- TASK -
Gather every line below where "value" appears.
* BEGIN *
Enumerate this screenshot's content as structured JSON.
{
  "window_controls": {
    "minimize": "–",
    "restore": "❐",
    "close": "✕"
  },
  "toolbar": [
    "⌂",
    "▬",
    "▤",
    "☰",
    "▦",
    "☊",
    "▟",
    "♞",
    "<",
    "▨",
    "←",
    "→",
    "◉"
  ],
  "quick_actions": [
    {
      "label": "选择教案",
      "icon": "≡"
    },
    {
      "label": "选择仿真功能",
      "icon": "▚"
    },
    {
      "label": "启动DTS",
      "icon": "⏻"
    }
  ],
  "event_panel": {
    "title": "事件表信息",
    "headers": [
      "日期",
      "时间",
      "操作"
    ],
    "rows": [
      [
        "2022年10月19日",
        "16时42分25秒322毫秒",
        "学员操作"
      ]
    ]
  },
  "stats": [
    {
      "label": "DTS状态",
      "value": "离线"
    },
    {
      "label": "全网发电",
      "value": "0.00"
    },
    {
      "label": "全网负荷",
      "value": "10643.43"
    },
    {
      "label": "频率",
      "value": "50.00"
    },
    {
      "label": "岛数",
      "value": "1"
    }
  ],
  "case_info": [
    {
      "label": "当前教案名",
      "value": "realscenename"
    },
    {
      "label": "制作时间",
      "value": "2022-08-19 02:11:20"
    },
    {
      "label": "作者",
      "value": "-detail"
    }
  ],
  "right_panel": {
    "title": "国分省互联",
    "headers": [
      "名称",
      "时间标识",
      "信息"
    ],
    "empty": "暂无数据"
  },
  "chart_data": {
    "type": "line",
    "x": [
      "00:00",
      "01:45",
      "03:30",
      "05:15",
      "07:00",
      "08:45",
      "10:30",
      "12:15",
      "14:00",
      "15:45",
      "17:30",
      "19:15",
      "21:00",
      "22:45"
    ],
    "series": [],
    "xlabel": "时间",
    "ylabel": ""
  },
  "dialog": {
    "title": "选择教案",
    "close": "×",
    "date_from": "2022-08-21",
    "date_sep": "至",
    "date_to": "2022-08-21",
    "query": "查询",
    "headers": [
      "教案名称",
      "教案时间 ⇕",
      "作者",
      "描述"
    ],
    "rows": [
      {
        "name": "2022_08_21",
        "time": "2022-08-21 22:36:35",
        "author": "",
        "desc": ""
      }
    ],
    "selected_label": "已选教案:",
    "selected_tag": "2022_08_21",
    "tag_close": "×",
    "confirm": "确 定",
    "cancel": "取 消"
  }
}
* END *
- ANSWER TO THE EXERCISE -
      "value": "离线"
      "value": "0.00"
      "value": "10643.43"
      "value": "50.00"
      "value": "1"
      "value": "realscenename"
      "value": "2022-08-19 02:11:20"
      "value": "-detail"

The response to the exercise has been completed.